Data lines:
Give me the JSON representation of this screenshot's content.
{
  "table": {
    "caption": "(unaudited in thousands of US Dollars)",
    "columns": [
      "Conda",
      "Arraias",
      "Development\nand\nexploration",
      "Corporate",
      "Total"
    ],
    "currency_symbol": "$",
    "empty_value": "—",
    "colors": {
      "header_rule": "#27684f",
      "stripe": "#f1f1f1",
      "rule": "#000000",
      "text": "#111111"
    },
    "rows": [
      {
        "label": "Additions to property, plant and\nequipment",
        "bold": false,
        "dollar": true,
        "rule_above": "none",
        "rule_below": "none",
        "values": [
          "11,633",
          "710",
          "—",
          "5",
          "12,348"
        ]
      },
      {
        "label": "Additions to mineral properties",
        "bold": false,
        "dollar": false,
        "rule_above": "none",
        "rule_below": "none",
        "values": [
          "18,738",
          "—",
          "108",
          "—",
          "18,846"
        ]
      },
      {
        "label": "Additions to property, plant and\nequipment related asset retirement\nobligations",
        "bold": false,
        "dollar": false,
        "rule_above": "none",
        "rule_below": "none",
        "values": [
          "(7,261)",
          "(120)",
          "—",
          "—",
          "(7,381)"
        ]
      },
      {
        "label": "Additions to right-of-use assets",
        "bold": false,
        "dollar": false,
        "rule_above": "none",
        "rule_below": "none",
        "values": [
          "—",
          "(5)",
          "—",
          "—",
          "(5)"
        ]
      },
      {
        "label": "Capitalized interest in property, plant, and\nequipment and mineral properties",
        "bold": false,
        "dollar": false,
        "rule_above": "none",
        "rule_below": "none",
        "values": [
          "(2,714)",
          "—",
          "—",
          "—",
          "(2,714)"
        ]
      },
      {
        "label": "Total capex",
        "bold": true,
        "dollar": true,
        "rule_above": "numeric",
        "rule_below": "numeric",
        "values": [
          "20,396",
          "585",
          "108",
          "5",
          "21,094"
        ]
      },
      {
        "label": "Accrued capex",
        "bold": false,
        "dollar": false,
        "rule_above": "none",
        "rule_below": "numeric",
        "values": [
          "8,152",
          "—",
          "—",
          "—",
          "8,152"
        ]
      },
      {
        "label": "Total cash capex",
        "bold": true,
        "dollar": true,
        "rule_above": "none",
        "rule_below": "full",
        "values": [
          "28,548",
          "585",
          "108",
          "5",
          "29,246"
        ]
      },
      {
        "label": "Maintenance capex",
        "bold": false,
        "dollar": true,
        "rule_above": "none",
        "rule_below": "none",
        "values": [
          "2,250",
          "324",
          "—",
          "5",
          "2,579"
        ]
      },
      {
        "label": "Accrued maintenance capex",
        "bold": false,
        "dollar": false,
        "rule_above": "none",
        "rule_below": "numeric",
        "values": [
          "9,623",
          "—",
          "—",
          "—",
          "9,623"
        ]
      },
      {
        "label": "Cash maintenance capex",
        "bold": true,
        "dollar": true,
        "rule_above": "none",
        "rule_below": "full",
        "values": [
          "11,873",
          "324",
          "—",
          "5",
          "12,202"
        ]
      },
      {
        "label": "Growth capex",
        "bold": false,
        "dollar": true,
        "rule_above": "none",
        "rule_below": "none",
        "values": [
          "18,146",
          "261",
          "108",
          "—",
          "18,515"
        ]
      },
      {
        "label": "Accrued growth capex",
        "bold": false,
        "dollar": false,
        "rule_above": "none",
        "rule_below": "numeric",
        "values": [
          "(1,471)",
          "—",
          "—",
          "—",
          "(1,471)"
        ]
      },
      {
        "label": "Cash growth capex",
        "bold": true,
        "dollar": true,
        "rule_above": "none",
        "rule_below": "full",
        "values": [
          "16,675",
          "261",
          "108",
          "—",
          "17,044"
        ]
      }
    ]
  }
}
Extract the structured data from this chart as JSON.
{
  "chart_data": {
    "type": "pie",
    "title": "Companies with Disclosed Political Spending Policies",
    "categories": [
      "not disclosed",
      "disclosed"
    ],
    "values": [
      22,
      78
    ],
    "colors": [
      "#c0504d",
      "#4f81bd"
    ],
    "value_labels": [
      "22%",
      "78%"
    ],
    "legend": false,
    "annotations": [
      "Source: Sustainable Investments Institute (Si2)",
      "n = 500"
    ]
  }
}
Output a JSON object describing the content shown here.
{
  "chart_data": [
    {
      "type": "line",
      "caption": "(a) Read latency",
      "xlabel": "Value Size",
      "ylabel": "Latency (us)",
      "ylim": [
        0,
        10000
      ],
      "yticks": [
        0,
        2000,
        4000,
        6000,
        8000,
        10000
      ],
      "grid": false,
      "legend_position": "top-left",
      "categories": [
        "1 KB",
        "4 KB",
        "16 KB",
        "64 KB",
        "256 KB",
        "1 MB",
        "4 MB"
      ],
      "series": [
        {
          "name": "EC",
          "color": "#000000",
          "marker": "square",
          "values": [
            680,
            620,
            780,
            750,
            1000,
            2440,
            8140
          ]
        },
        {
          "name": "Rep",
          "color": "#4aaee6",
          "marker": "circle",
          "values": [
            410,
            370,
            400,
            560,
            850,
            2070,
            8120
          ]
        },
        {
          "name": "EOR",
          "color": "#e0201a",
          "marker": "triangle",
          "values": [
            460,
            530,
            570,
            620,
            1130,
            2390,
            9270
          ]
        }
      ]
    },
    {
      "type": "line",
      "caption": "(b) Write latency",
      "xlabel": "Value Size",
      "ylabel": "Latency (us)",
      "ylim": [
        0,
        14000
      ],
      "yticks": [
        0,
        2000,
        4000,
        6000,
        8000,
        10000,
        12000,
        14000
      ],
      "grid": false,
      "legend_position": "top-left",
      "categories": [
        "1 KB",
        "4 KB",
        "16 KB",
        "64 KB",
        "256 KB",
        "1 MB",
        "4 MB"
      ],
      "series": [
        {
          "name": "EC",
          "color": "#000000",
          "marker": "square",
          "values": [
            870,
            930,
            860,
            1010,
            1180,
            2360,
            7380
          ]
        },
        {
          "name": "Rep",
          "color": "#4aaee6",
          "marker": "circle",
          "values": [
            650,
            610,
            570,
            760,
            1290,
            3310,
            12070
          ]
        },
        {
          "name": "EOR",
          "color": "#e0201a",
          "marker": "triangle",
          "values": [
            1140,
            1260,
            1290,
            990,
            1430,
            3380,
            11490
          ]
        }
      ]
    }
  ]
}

Your instructions: Above are the records. Copy every line in them holding "content".

Problem solution:
Give me the JSON representation of this screenshot's content.
Output a JSON object describing the content shown here.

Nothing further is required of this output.